## TASK TO COMPLETE
Restate each of the lines given below, word for word.

** begin MATERIAL SUPPLIED **

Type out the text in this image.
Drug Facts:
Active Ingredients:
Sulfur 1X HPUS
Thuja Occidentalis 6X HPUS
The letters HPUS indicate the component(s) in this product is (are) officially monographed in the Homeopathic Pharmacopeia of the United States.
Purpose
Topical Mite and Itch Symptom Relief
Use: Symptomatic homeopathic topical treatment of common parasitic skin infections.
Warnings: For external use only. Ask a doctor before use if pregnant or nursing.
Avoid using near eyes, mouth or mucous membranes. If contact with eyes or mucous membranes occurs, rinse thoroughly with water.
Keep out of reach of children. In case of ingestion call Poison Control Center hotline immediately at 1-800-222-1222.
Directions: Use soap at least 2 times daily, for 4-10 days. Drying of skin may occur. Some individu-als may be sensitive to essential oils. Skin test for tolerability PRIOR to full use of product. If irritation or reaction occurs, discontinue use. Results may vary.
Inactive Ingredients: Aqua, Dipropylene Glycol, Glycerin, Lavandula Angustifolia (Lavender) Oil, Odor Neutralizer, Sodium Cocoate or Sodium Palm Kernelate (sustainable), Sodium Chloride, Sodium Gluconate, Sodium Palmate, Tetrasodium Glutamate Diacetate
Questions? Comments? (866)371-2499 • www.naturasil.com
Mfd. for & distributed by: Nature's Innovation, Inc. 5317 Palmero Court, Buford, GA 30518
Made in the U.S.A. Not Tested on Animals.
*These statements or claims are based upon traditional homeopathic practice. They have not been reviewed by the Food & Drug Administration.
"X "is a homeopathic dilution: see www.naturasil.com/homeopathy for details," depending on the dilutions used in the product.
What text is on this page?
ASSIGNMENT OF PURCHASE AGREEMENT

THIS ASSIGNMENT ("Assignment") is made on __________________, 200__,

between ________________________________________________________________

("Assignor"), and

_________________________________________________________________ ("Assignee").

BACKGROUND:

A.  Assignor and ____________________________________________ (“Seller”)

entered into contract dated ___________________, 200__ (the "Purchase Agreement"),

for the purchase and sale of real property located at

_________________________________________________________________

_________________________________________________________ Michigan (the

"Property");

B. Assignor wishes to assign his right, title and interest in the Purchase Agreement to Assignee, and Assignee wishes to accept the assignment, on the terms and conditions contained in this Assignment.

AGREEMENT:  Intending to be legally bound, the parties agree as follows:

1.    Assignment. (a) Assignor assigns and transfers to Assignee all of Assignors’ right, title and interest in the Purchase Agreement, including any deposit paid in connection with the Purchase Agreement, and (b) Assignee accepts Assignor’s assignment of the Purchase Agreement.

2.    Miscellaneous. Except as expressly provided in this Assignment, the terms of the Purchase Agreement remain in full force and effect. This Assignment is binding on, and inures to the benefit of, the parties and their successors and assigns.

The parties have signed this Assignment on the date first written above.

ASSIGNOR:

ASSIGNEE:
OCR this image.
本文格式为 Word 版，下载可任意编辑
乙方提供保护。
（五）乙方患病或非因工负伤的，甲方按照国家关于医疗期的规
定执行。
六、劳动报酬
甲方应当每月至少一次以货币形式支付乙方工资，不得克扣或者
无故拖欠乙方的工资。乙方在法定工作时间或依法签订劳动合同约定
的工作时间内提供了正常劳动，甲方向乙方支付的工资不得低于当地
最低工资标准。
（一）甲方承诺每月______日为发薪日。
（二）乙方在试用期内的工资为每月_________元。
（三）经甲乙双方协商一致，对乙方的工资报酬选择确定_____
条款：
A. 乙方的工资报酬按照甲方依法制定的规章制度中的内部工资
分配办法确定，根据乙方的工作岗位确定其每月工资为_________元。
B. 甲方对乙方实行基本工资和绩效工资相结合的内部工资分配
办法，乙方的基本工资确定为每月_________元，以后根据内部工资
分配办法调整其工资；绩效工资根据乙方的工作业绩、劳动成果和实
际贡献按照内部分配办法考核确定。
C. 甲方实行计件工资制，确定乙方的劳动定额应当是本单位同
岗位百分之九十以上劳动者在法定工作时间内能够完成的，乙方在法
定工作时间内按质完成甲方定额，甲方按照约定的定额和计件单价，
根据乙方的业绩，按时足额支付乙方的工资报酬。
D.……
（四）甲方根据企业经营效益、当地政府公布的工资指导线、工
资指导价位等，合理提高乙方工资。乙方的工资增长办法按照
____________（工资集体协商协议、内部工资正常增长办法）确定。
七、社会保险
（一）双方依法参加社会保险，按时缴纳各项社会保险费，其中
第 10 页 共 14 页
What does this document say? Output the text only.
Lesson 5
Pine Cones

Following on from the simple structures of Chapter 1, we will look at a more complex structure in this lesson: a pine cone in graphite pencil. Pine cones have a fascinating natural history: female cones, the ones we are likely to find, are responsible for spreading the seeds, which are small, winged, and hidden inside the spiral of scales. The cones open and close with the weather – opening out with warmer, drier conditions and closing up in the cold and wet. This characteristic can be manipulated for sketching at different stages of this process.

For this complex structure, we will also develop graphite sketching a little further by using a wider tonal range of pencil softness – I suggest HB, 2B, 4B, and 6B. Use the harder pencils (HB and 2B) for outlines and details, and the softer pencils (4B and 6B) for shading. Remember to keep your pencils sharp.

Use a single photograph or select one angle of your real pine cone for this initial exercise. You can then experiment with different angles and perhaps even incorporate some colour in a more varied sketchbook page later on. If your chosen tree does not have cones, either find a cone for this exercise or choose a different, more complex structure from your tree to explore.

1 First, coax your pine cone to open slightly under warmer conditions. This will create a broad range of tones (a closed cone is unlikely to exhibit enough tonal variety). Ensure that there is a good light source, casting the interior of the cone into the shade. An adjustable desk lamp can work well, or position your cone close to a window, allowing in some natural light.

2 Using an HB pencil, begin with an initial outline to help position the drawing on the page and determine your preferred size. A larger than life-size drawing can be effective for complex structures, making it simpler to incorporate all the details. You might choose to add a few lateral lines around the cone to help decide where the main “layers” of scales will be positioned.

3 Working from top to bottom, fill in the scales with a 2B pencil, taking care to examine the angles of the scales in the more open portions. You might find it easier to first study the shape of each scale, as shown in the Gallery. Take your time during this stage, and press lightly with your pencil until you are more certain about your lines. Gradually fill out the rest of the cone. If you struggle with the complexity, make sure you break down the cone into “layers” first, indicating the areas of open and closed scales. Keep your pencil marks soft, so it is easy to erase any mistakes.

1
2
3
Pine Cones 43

** end MATERIAL SUPPLIED **

## PROBLEM SOLUTION
Type out the text in this image.
Drug Facts:
Active Ingredients:
Sulfur 1X HPUS
Thuja Occidentalis 6X HPUS
The letters HPUS indicate the component(s) in this product is (are) officially monographed in the Homeopathic Pharmacopeia of the United States.
Purpose
Topical Mite and Itch Symptom Relief
Use: Symptomatic homeopathic topical treatment of common parasitic skin infections.
Warnings: For external use only. Ask a doctor before use if pregnant or nursing.
Avoid using near eyes, mouth or mucous membranes. If contact with eyes or mucous membranes occurs, rinse thoroughly with water.
Keep out of reach of children. In case of ingestion call Poison Control Center hotline immediately at 1-800-222-1222.
Directions: Use soap at least 2 times daily, for 4-10 days. Drying of skin may occur. Some individu-als may be sensitive to essential oils. Skin test for tolerability PRIOR to full use of product. If irritation or reaction occurs, discontinue use. Results may vary.
Inactive Ingredients: Aqua, Dipropylene Glycol, Glycerin, Lavandula Angustifolia (Lavender) Oil, Odor Neutralizer, Sodium Cocoate or Sodium Palm Kernelate (sustainable), Sodium Chloride, Sodium Gluconate, Sodium Palmate, Tetrasodium Glutamate Diacetate
Questions? Comments? (866)371-2499 • www.naturasil.com
Mfd. for & distributed by: Nature's Innovation, Inc. 5317 Palmero Court, Buford, GA 30518
Made in the U.S.A. Not Tested on Animals.
*These statements or claims are based upon traditional homeopathic practice. They have not been reviewed by the Food & Drug Administration.
"X "is a homeopathic dilution: see www.naturasil.com/homeopathy for details," depending on the dilutions used in the product.
What text is on this page?
ASSIGNMENT OF PURCHASE AGREEMENT

THIS ASSIGNMENT ("Assignment") is made on __________________, 200__,

between ________________________________________________________________

("Assignor"), and

_________________________________________________________________ ("Assignee").

BACKGROUND:

A.  Assignor and ____________________________________________ (“Seller”)

entered into contract dated ___________________, 200__ (the "Purchase Agreement"),

for the purchase and sale of real property located at

_________________________________________________________________

_________________________________________________________ Michigan (the

"Property");

B. Assignor wishes to assign his right, title and interest in the Purchase Agreement to Assignee, and Assignee wishes to accept the assignment, on the terms and conditions contained in this Assignment.

AGREEMENT:  Intending to be legally bound, the parties agree as follows:

1.    Assignment. (a) Assignor assigns and transfers to Assignee all of Assignors’ right, title and interest in the Purchase Agreement, including any deposit paid in connection with the Purchase Agreement, and (b) Assignee accepts Assignor’s assignment of the Purchase Agreement.

2.    Miscellaneous. Except as expressly provided in this Assignment, the terms of the Purchase Agreement remain in full force and effect. This Assignment is binding on, and inures to the benefit of, the parties and their successors and assigns.

The parties have signed this Assignment on the date first written above.

ASSIGNOR:

ASSIGNEE:
OCR this image.
本文格式为 Word 版，下载可任意编辑
乙方提供保护。
（五）乙方患病或非因工负伤的，甲方按照国家关于医疗期的规
定执行。
六、劳动报酬
甲方应当每月至少一次以货币形式支付乙方工资，不得克扣或者
无故拖欠乙方的工资。乙方在法定工作时间或依法签订劳动合同约定
的工作时间内提供了正常劳动，甲方向乙方支付的工资不得低于当地
最低工资标准。
（一）甲方承诺每月______日为发薪日。
（二）乙方在试用期内的工资为每月_________元。
（三）经甲乙双方协商一致，对乙方的工资报酬选择确定_____
条款：
A. 乙方的工资报酬按照甲方依法制定的规章制度中的内部工资
分配办法确定，根据乙方的工作岗位确定其每月工资为_________元。
B. 甲方对乙方实行基本工资和绩效工资相结合的内部工资分配
办法，乙方的基本工资确定为每月_________元，以后根据内部工资
分配办法调整其工资；绩效工资根据乙方的工作业绩、劳动成果和实
际贡献按照内部分配办法考核确定。
C. 甲方实行计件工资制，确定乙方的劳动定额应当是本单位同
岗位百分之九十以上劳动者在法定工作时间内能够完成的，乙方在法
定工作时间内按质完成甲方定额，甲方按照约定的定额和计件单价，
根据乙方的业绩，按时足额支付乙方的工资报酬。
D.……
（四）甲方根据企业经营效益、当地政府公布的工资指导线、工
资指导价位等，合理提高乙方工资。乙方的工资增长办法按照
____________（工资集体协商协议、内部工资正常增长办法）确定。
七、社会保险
（一）双方依法参加社会保险，按时缴纳各项社会保险费，其中
第 10 页 共 14 页
What does this document say? Output the text only.
Lesson 5
Pine Cones

Following on from the simple structures of Chapter 1, we will look at a more complex structure in this lesson: a pine cone in graphite pencil. Pine cones have a fascinating natural history: female cones, the ones we are likely to find, are responsible for spreading the seeds, which are small, winged, and hidden inside the spiral of scales. The cones open and close with the weather – opening out with warmer, drier conditions and closing up in the cold and wet. This characteristic can be manipulated for sketching at different stages of this process.

For this complex structure, we will also develop graphite sketching a little further by using a wider tonal range of pencil softness – I suggest HB, 2B, 4B, and 6B. Use the harder pencils (HB and 2B) for outlines and details, and the softer pencils (4B and 6B) for shading. Remember to keep your pencils sharp.

Use a single photograph or select one angle of your real pine cone for this initial exercise. You can then experiment with different angles and perhaps even incorporate some colour in a more varied sketchbook page later on. If your chosen tree does not have cones, either find a cone for this exercise or choose a different, more complex structure from your tree to explore.

1 First, coax your pine cone to open slightly under warmer conditions. This will create a broad range of tones (a closed cone is unlikely to exhibit enough tonal variety). Ensure that there is a good light source, casting the interior of the cone into the shade. An adjustable desk lamp can work well, or position your cone close to a window, allowing in some natural light.

2 Using an HB pencil, begin with an initial outline to help position the drawing on the page and determine your preferred size. A larger than life-size drawing can be effective for complex structures, making it simpler to incorporate all the details. You might choose to add a few lateral lines around the cone to help decide where the main “layers” of scales will be positioned.

3 Working from top to bottom, fill in the scales with a 2B pencil, taking care to examine the angles of the scales in the more open portions. You might find it easier to first study the shape of each scale, as shown in the Gallery. Take your time during this stage, and press lightly with your pencil until you are more certain about your lines. Gradually fill out the rest of the cone. If you struggle with the complexity, make sure you break down the cone into “layers” first, indicating the areas of open and closed scales. Keep your pencil marks soft, so it is easy to erase any mistakes.

1
2
3
Pine Cones 43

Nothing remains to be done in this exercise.